== TASK TO COMPLETE ==
How many lines in the records below hold the string "trello"? Please answer with the number and nothing more.

"""

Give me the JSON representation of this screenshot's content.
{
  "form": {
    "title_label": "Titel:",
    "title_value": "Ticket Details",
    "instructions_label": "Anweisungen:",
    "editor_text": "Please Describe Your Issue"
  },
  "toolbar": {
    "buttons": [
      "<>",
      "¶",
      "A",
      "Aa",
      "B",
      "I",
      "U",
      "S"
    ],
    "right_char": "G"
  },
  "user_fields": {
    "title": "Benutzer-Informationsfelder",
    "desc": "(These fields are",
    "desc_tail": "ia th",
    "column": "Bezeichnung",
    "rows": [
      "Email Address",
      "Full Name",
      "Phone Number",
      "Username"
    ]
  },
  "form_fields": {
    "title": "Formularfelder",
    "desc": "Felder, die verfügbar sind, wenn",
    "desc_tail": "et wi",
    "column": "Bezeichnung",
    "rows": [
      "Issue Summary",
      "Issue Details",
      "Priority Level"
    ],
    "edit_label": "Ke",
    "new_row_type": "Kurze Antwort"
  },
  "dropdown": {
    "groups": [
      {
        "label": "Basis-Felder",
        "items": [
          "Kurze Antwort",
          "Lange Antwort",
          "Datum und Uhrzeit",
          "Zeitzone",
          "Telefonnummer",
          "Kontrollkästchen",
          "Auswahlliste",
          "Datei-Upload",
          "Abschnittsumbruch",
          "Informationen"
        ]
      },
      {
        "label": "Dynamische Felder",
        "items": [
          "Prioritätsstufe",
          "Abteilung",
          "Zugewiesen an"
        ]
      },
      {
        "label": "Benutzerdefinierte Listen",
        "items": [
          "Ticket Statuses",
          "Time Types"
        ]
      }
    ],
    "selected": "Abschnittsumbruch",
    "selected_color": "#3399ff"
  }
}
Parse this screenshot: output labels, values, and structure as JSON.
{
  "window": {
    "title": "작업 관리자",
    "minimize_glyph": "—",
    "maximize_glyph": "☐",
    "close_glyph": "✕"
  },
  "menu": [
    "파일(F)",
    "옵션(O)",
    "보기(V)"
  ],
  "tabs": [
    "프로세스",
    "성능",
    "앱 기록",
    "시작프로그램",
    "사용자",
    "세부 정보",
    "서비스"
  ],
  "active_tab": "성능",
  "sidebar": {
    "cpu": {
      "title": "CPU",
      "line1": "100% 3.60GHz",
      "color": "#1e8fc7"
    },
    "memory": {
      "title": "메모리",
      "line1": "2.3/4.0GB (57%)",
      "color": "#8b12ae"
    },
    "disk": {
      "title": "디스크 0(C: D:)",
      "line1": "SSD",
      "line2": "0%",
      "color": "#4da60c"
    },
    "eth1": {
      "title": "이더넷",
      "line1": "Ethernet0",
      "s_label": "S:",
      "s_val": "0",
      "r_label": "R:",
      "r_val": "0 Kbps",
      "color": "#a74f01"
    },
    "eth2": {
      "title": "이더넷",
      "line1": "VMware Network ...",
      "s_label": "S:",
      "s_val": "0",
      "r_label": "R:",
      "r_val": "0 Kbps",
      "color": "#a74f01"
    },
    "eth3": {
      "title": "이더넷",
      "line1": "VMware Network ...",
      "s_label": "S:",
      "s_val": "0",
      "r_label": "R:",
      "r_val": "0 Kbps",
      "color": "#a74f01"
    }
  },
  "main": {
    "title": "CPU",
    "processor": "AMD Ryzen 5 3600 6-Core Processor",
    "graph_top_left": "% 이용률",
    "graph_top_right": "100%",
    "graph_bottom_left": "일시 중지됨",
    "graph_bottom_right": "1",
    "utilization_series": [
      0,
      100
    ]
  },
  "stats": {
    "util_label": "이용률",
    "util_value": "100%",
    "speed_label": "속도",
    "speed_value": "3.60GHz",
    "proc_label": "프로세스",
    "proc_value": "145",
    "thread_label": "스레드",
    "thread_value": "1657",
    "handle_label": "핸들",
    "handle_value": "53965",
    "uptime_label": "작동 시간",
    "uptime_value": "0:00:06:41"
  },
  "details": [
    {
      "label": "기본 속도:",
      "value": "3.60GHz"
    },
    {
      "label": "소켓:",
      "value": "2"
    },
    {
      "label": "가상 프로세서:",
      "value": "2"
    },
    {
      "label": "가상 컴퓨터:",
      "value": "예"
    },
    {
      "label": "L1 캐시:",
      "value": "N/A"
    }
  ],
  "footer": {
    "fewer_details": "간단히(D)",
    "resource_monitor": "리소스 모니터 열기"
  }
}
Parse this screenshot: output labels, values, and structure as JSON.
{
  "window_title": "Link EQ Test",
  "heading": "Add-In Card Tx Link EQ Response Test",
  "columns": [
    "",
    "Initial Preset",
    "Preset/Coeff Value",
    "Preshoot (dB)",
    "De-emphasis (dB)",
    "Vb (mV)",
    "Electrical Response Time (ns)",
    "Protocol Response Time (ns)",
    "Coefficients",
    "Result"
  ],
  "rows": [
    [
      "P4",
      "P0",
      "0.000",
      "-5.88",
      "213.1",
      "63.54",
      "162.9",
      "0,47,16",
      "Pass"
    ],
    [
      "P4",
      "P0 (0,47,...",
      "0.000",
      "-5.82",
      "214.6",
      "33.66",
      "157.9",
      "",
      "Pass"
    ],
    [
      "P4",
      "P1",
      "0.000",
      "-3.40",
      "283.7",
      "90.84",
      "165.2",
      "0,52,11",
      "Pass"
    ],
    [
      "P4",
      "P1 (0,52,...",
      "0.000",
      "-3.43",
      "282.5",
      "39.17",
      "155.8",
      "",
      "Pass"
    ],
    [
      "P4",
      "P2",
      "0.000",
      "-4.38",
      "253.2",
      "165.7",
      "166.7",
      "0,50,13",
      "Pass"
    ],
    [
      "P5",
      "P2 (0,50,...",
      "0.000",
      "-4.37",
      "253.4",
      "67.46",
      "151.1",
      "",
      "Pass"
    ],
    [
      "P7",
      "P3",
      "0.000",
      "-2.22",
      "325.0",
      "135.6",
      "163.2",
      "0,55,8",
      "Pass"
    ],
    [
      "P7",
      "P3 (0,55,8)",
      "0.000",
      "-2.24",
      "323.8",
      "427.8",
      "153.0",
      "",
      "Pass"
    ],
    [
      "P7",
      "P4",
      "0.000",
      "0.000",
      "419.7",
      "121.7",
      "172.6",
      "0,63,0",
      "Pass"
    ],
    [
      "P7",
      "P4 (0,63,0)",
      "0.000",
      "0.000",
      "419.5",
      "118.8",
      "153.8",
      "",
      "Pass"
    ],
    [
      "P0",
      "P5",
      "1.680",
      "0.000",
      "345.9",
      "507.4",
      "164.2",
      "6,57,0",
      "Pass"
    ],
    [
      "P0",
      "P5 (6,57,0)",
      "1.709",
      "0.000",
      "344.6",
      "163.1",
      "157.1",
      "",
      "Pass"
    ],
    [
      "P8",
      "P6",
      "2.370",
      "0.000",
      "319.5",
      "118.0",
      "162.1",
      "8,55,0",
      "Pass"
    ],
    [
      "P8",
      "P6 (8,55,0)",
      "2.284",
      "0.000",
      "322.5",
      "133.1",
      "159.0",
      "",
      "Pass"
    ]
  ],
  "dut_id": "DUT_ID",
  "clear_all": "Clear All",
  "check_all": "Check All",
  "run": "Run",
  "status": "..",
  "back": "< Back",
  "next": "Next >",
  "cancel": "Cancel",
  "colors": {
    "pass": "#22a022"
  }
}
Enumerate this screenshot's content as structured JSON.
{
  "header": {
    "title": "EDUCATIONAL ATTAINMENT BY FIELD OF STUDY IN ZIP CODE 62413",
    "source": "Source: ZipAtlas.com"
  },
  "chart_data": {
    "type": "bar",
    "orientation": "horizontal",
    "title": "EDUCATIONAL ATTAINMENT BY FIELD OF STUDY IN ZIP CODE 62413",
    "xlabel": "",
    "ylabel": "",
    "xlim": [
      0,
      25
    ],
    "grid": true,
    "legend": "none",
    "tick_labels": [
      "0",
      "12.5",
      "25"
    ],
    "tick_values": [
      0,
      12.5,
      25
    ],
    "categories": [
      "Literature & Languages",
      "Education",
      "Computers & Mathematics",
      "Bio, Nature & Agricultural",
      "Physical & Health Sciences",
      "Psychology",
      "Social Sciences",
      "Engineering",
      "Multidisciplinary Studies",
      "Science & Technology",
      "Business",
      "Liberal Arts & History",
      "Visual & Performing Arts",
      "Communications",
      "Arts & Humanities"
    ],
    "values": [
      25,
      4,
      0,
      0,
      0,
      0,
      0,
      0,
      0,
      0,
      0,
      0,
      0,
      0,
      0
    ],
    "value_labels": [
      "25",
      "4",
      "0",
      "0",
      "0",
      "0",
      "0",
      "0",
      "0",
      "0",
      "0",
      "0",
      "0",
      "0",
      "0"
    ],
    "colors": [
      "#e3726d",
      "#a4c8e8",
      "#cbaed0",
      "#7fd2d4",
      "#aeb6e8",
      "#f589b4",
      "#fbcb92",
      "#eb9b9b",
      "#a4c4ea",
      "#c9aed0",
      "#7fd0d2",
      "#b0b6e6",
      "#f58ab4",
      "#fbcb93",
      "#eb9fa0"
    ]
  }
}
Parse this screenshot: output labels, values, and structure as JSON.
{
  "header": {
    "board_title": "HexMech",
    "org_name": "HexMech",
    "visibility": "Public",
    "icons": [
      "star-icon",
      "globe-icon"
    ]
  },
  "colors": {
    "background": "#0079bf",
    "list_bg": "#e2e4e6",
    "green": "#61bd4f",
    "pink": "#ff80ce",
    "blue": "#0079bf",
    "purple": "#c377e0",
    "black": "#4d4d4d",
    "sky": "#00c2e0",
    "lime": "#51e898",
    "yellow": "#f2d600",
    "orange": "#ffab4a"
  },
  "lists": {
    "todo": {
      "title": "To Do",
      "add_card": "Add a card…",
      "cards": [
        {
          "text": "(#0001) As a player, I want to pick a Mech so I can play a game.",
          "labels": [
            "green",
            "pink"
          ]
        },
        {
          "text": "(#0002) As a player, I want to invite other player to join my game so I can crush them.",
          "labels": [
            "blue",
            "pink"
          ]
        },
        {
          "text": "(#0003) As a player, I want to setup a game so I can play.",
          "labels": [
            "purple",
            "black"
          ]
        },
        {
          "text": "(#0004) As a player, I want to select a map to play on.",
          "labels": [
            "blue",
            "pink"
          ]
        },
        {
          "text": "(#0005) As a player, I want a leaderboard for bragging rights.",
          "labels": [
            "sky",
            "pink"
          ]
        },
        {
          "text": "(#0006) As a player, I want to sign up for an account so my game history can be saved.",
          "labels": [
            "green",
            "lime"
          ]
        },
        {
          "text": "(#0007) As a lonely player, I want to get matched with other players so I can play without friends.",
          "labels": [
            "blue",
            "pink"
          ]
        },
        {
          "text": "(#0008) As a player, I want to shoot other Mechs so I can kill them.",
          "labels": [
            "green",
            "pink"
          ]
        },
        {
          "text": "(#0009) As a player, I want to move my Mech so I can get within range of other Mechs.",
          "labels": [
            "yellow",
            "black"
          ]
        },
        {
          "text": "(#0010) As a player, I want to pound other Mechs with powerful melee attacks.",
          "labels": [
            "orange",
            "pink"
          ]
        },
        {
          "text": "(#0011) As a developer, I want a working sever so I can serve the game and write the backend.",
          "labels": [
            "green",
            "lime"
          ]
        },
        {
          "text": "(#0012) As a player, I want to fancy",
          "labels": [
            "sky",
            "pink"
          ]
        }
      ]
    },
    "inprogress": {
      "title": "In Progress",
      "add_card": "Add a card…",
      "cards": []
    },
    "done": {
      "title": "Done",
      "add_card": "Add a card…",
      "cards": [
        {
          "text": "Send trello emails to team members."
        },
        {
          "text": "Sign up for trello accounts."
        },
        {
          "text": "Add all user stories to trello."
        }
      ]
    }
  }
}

"""

== EXERCISE OUTPUT ==
3